====== ТЕКСТ СТРАНИЦЫ
За долгий срок, протекший между этими двумя встречами, мы виделись с ним много раз: я помню его и блестяще остроумным, и очаровательно шутливым, и исполненным серьезной задумчивости, и весело играющим с детьми. Но среди этого роя воспоминаний мне наиболее дороги те два или три случая, когда он неожиданно входил в мой кабинет и рассказывал, что такое-то место в такой-то книге растрогало его до слез и вот он пришел пообедать, так как "ничего не может с собой поделать" и просто должен поговорить со мной о нем. Я убежден, что никто не видел его таким любезным, естественным, сердечным, оригинальным и непосредственным, как я в те часы. И мне более, чем кому-либо другому, известны величие и благородство сердца, раскрывавшегося тогда передо мной.
============
====== ИСХОДНЫЕ ДАННЫЕ
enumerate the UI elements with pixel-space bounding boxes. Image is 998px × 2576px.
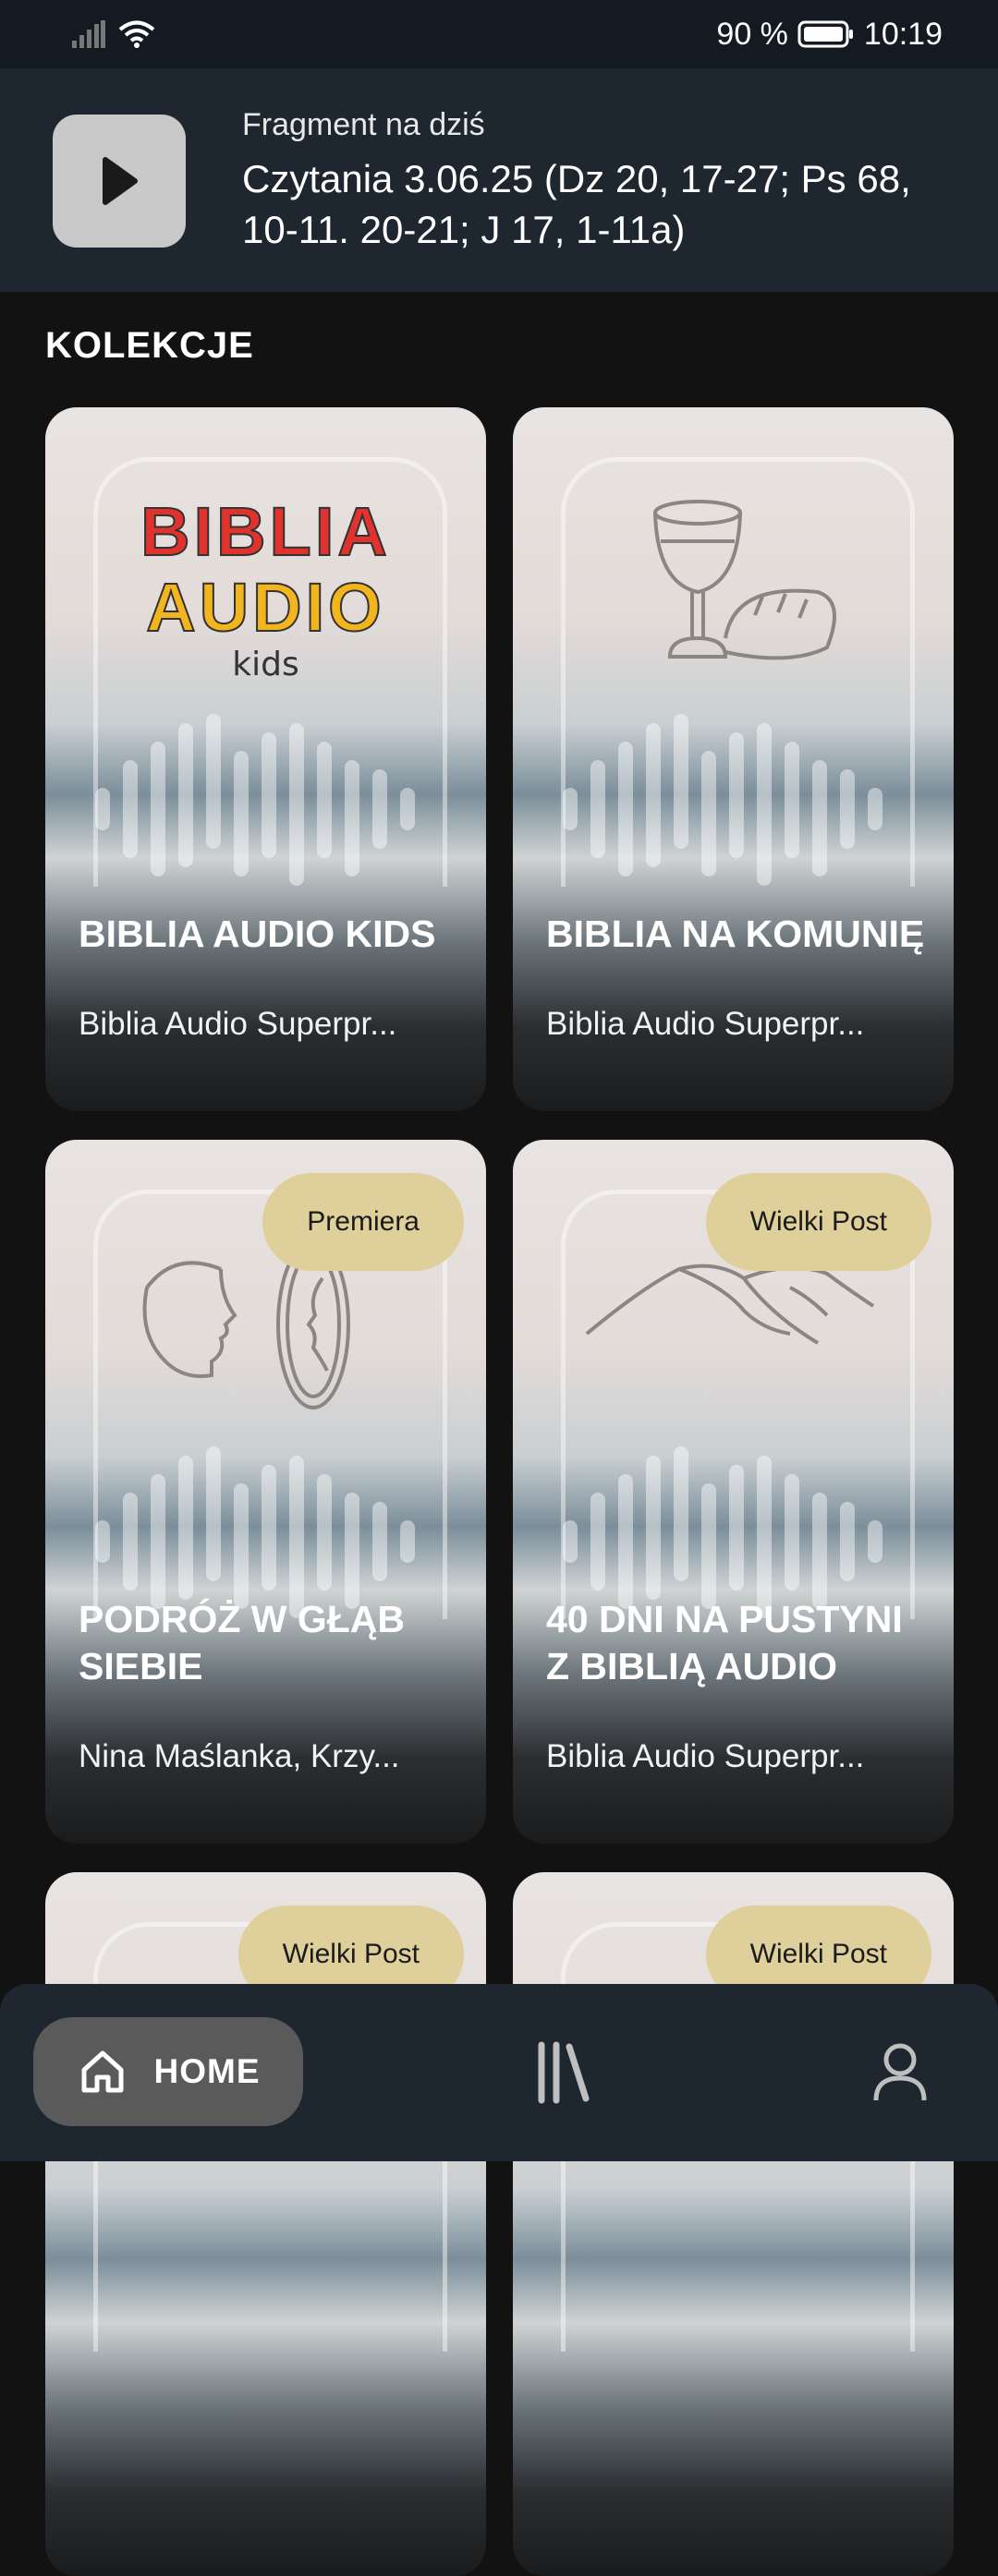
============
> [ЗАДАНИЕ A]: С кем, согласно фрагменту воспоминаний, он весело играл?
> [ЗАДАНИЕ B]: Перепечатайте из фрагмента воспоминаний отрывок от «За долгий срок, протекший» до «тогда передо мной.» включительно.
> [ЗАДАНИЕ C]: Продолжите фрагмент воспоминаний после его последнего предложения.
Строки — самостоятельный материал, к фрагменту воспоминаний не относящийся.

> [РЕЗУЛЬТАТ A]: С детьми.

> [РЕЗУЛЬТАТ B]:
За долгий срок, протекший между этими двумя встречами, мы виделись с ним много раз: я помню его и блестяще остроумным, и очаровательно шутливым, и исполненным серьезной задумчивости, и весело играющим с детьми. Но среди этого роя воспоминаний мне наиболее дороги те два или три случая, когда он неожиданно входил в мой кабинет и рассказывал, что такое-то место в такой-то книге растрогало его до слез и вот он пришел пообедать, так как "ничего не может с собой поделать" и просто должен поговорить со мной о нем. Я убежден, что никто не видел его таким любезным, естественным, сердечным, оригинальным и непосредственным, как я в те часы. И мне более, чем кому-либо другому, известны величие и благородство сердца, раскрывавшегося тогда передо мной.

> [РЕЗУЛЬТАТ C]:
Мы не всегда сходились во мнениях. Я считал, что он излишне часто притворяется легкомысленным и делает вид, будто ни во что не ставит свой талант, а это наносило вред вверенному ему драгоценному дару. Но мы никогда не говорили на эти темы серьезно, и я живо помню, как он, запустив обе руки в шевелюру, расхаживал по комнате и смеялся, шуткой оборвав чуть было не завязавшийся спор.
Когда мы собрались в Лондоне, чтобы почтить память покойного Дугласа Джерролда *, он прочел один из своих лучших рассказов, помещенных в "Панче", - описание недетских забот ребятишек одной бедной семьи. Слушай его, нельзя было усомниться в его душевной доброте и в искреннем и благородном сочувствии слабым и сирым. Он прочел этот рассказ так трогательно и с такой задушевностью, что, во всяком случае, один из его слушателей не мог сдержать слезы. Это произошло почти сразу после того, как он выставил свою кандидатуру в парламент от Оксфорда, откуда он прислал мне своего поверенного с забавной запиской (к которой прибавил затем устный постскриптум), прося меня "приехать и представить его избирателям, так как он полагает, что среди них не найдется и двух человек, которые слышали бы о нем, а меня, он убежден, знают человек семь-восемь, не меньше". И чтение упомянутого выше рассказа он предварил несколькими словами о неудаче, которую потерпел на выборах, и они были исполнены добродушия, остроумия и здравомыслия.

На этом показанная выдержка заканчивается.